◆ **EXERCISE REQUIREMENTS**
Locate and copy each line in the data that contains the word "this".

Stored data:
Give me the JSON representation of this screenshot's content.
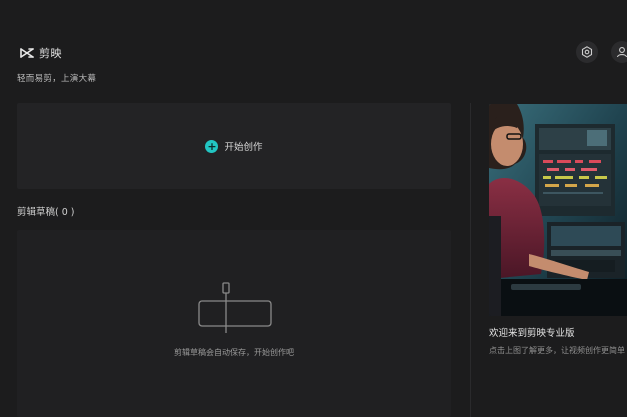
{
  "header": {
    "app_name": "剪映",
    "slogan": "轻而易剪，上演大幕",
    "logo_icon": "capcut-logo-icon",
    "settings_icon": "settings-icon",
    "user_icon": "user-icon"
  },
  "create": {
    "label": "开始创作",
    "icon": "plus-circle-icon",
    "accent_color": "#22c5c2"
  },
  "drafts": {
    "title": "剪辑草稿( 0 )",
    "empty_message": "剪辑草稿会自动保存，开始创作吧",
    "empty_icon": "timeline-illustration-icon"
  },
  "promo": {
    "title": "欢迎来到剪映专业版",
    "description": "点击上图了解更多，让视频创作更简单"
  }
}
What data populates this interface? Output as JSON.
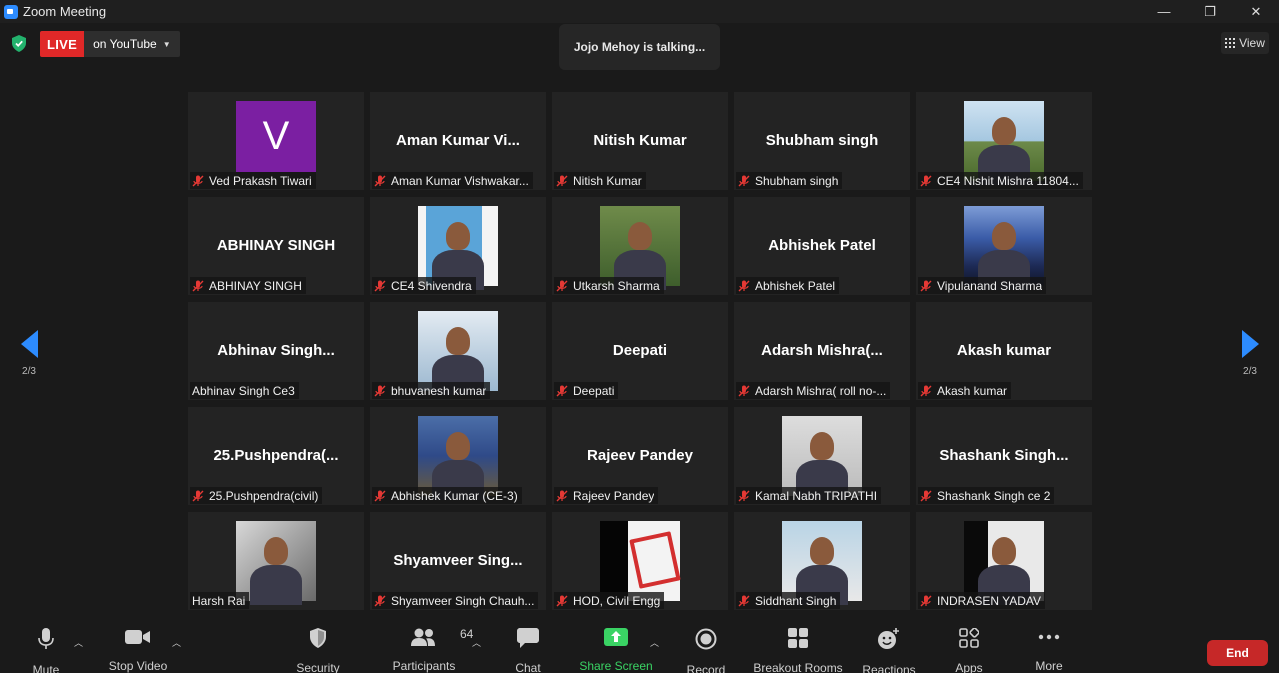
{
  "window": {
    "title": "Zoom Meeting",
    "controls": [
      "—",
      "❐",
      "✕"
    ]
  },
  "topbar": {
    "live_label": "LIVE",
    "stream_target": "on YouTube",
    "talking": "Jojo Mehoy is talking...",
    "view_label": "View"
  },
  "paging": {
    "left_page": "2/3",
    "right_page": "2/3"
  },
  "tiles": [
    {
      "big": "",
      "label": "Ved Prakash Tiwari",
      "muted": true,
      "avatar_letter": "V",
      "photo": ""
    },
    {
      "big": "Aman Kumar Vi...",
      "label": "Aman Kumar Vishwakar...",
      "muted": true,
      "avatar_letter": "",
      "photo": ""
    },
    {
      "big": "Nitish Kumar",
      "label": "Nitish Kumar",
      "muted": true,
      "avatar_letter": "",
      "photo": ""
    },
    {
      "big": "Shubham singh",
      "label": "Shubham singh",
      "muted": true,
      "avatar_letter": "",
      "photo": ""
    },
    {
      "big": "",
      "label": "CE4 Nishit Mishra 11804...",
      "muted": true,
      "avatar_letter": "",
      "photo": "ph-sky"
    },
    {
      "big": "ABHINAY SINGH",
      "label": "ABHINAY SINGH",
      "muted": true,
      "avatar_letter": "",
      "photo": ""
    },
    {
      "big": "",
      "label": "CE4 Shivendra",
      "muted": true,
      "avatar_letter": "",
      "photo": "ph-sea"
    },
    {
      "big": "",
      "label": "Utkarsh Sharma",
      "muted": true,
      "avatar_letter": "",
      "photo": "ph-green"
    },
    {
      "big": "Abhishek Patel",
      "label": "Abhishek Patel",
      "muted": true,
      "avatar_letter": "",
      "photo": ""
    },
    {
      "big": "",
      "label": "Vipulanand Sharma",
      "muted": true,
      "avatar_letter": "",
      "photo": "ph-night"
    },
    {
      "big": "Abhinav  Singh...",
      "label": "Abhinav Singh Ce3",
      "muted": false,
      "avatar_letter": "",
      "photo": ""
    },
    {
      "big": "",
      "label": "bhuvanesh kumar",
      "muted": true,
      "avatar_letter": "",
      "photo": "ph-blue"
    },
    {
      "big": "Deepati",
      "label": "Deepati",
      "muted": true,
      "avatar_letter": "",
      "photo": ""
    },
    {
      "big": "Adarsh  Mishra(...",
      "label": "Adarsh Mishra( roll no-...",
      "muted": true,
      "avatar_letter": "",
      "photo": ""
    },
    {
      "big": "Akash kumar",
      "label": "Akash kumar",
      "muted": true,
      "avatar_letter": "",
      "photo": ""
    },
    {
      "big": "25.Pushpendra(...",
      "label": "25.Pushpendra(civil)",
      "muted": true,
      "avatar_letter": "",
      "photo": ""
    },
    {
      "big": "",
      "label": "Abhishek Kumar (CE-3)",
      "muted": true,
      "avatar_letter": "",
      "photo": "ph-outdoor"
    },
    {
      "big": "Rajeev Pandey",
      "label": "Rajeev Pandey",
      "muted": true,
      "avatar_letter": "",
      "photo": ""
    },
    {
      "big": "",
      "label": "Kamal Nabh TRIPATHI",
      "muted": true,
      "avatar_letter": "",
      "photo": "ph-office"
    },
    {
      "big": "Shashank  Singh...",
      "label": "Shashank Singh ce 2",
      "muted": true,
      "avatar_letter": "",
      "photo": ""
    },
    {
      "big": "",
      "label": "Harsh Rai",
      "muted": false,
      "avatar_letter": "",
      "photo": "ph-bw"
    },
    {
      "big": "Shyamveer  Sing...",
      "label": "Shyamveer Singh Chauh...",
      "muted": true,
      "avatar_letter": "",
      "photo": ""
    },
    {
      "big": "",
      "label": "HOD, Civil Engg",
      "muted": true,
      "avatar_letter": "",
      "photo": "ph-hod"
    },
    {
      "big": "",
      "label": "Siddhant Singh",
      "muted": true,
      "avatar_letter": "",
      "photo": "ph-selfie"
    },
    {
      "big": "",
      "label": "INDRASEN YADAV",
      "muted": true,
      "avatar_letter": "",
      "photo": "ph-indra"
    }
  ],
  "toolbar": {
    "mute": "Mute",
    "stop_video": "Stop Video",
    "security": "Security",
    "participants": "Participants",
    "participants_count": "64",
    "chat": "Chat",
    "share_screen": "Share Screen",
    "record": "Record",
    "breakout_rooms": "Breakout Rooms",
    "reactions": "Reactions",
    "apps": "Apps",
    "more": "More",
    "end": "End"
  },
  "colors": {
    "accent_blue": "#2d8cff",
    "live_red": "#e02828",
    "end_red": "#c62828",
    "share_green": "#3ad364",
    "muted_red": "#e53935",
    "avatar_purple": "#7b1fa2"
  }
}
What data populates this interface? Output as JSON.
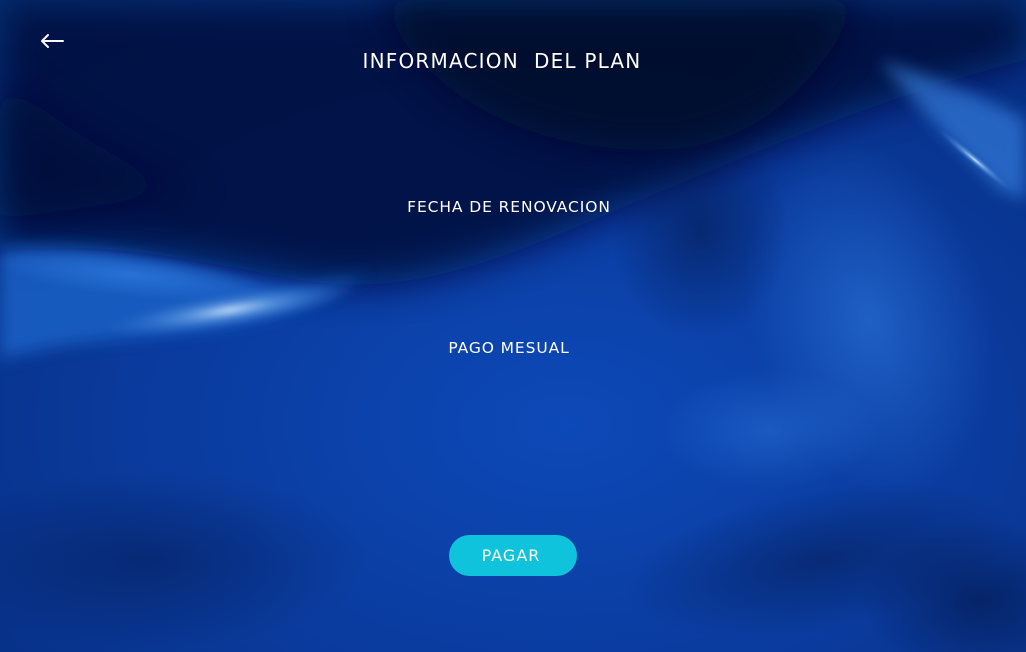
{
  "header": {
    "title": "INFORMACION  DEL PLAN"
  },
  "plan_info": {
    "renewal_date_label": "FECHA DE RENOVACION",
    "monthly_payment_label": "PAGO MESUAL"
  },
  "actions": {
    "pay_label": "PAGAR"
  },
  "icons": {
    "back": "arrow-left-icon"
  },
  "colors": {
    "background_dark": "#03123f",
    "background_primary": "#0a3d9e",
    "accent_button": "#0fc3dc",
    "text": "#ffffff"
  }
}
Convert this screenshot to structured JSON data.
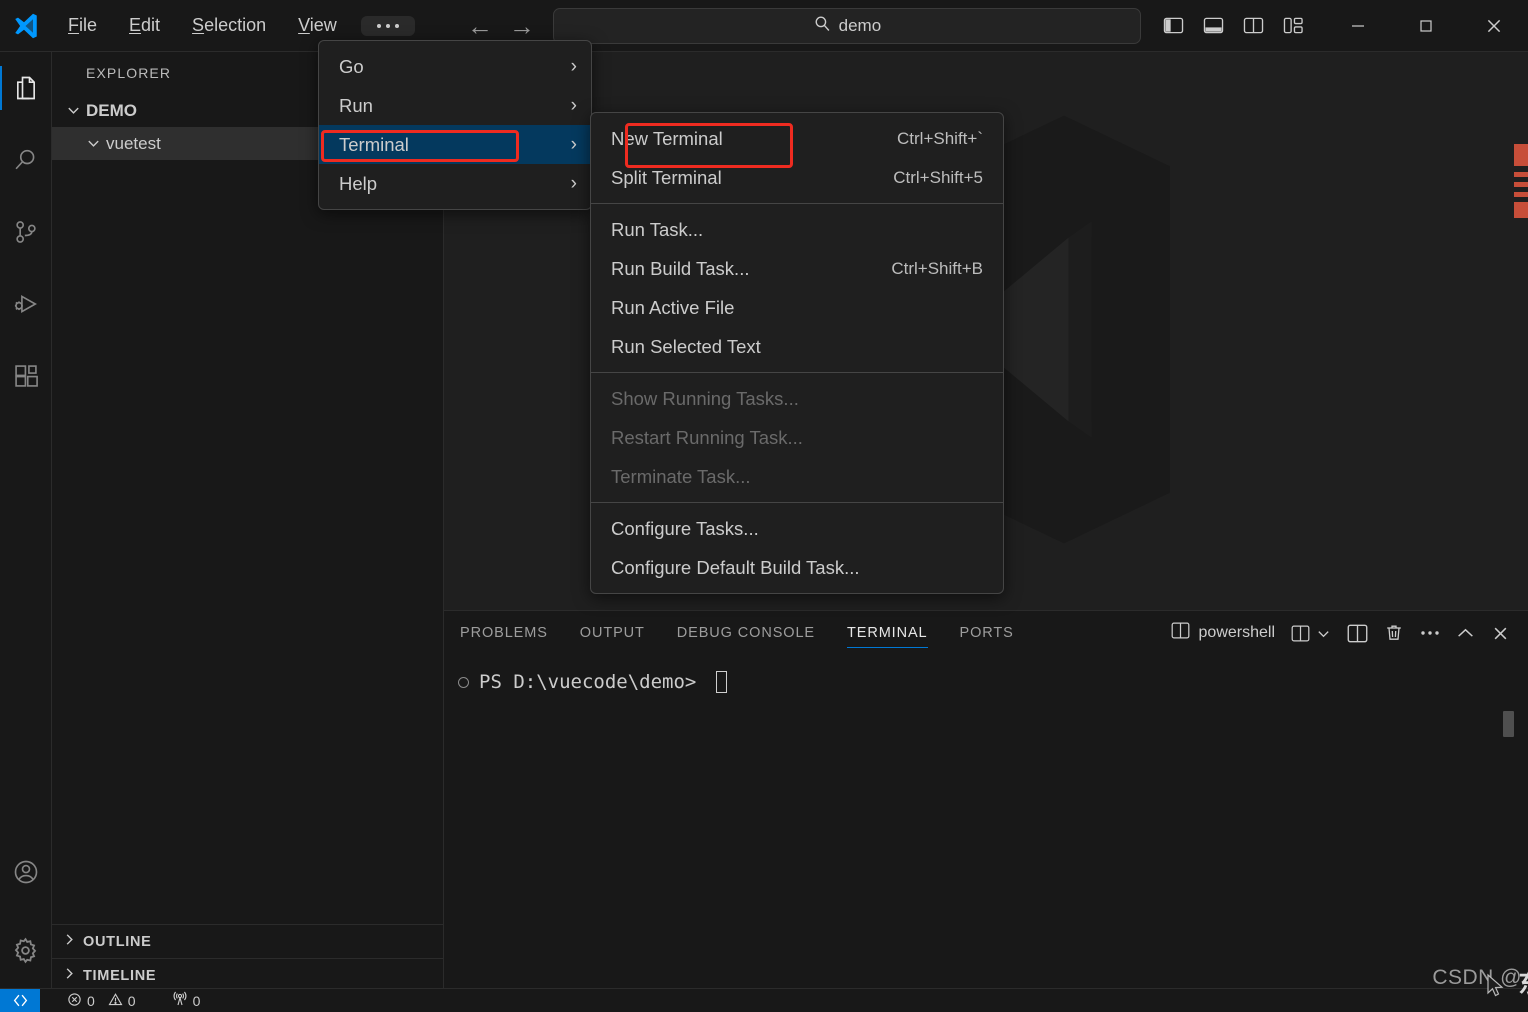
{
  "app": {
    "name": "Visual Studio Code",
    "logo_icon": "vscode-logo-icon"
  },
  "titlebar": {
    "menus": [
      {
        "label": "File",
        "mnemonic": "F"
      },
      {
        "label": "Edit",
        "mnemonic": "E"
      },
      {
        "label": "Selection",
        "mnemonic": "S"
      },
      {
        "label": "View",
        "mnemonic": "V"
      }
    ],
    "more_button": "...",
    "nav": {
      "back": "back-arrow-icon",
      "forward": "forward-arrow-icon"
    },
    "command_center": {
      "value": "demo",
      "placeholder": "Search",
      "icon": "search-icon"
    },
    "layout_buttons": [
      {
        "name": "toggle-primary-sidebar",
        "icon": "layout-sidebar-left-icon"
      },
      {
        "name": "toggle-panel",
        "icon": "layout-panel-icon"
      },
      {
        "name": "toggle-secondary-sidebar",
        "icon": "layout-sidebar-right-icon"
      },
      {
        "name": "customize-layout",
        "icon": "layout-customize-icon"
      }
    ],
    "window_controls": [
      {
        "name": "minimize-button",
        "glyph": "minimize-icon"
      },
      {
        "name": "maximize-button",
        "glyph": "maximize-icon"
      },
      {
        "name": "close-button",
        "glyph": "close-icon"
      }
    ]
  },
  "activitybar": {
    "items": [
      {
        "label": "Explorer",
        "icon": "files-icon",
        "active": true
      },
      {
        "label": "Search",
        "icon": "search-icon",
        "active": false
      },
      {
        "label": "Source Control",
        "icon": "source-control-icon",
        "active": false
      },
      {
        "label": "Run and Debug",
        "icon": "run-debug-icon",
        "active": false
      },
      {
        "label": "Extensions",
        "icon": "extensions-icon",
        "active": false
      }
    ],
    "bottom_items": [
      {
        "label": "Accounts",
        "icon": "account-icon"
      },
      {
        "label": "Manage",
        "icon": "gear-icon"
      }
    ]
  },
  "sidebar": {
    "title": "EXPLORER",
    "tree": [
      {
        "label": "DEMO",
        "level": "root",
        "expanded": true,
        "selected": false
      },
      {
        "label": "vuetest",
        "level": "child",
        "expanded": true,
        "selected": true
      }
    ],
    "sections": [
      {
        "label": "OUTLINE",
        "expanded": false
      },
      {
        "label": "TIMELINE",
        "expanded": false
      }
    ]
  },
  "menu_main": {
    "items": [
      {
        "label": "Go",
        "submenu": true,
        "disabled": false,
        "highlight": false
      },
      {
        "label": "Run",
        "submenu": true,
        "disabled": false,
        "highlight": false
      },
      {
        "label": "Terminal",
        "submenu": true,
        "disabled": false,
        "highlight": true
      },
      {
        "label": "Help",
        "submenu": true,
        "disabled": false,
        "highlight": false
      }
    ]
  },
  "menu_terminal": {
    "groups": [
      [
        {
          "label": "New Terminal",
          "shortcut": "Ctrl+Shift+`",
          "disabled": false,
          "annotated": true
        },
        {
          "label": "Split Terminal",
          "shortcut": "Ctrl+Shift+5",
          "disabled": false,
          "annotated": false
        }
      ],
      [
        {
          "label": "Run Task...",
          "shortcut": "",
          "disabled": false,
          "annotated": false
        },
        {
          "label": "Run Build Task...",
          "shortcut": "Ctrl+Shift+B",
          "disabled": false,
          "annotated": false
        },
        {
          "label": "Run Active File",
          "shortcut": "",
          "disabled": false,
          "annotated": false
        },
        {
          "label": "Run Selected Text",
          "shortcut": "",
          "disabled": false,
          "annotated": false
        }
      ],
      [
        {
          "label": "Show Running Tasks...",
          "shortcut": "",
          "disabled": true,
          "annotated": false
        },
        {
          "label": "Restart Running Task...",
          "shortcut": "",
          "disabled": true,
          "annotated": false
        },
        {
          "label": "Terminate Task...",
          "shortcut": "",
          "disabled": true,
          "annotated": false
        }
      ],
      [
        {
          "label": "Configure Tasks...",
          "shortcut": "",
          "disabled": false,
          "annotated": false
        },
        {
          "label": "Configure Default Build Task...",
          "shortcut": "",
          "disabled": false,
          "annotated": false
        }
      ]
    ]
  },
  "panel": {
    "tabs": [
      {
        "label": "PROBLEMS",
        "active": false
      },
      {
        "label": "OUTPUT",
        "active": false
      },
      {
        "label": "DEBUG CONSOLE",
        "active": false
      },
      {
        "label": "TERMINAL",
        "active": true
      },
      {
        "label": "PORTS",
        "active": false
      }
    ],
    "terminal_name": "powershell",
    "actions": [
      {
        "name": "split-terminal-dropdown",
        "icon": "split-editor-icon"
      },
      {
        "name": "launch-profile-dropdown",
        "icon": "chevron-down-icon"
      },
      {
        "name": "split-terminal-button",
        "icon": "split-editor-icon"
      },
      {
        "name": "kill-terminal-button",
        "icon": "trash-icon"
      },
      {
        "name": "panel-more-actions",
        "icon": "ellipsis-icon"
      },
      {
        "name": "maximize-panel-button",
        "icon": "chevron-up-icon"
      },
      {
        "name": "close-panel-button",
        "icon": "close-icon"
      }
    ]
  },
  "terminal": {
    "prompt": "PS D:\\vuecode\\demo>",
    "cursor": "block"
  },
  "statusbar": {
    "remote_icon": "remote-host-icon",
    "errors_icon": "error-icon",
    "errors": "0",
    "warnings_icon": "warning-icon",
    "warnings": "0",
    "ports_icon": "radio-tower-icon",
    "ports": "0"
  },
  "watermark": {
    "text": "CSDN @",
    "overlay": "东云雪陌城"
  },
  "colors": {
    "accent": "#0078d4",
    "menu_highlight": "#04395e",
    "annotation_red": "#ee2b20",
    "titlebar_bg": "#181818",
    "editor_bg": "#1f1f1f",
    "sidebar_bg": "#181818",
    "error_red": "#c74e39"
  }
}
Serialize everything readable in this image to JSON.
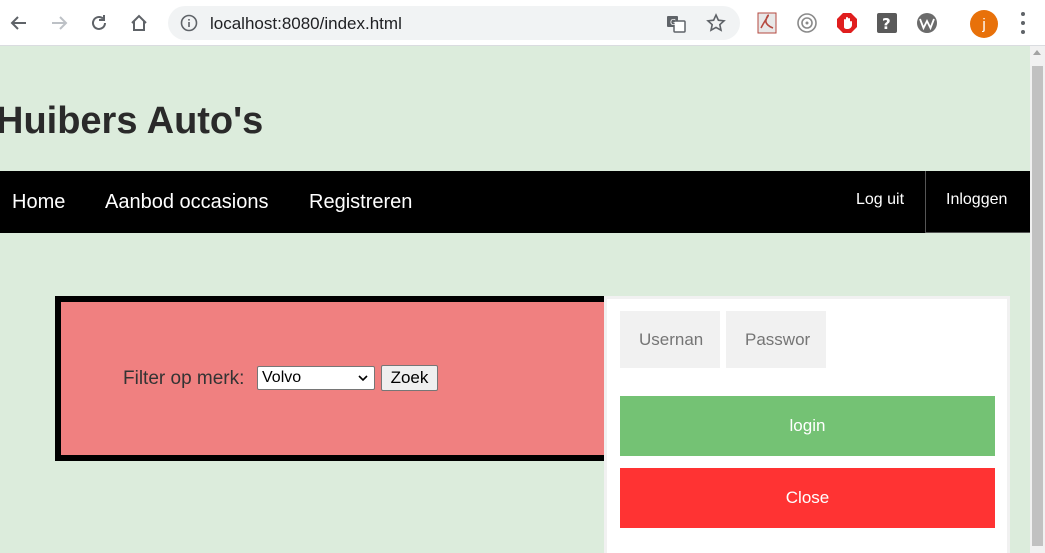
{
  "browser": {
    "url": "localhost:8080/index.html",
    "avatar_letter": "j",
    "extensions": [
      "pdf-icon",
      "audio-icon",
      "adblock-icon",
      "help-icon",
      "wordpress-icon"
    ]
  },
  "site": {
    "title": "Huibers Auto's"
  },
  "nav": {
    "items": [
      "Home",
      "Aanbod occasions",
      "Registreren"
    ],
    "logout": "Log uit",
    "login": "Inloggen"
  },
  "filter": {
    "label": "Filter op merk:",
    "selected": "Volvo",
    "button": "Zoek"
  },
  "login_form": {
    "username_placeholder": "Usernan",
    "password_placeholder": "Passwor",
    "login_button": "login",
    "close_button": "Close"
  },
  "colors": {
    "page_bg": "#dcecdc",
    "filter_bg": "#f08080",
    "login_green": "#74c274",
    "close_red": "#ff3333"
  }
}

◆ **RESPONSE BELOW**
Give me the JSON representation of this screenshot's content.
What data populates this interface? Output as JSON.
What data populates this interface? Output as JSON.
Convert this screenshot to structured JSON data.
Serialize everything readable in this image to JSON.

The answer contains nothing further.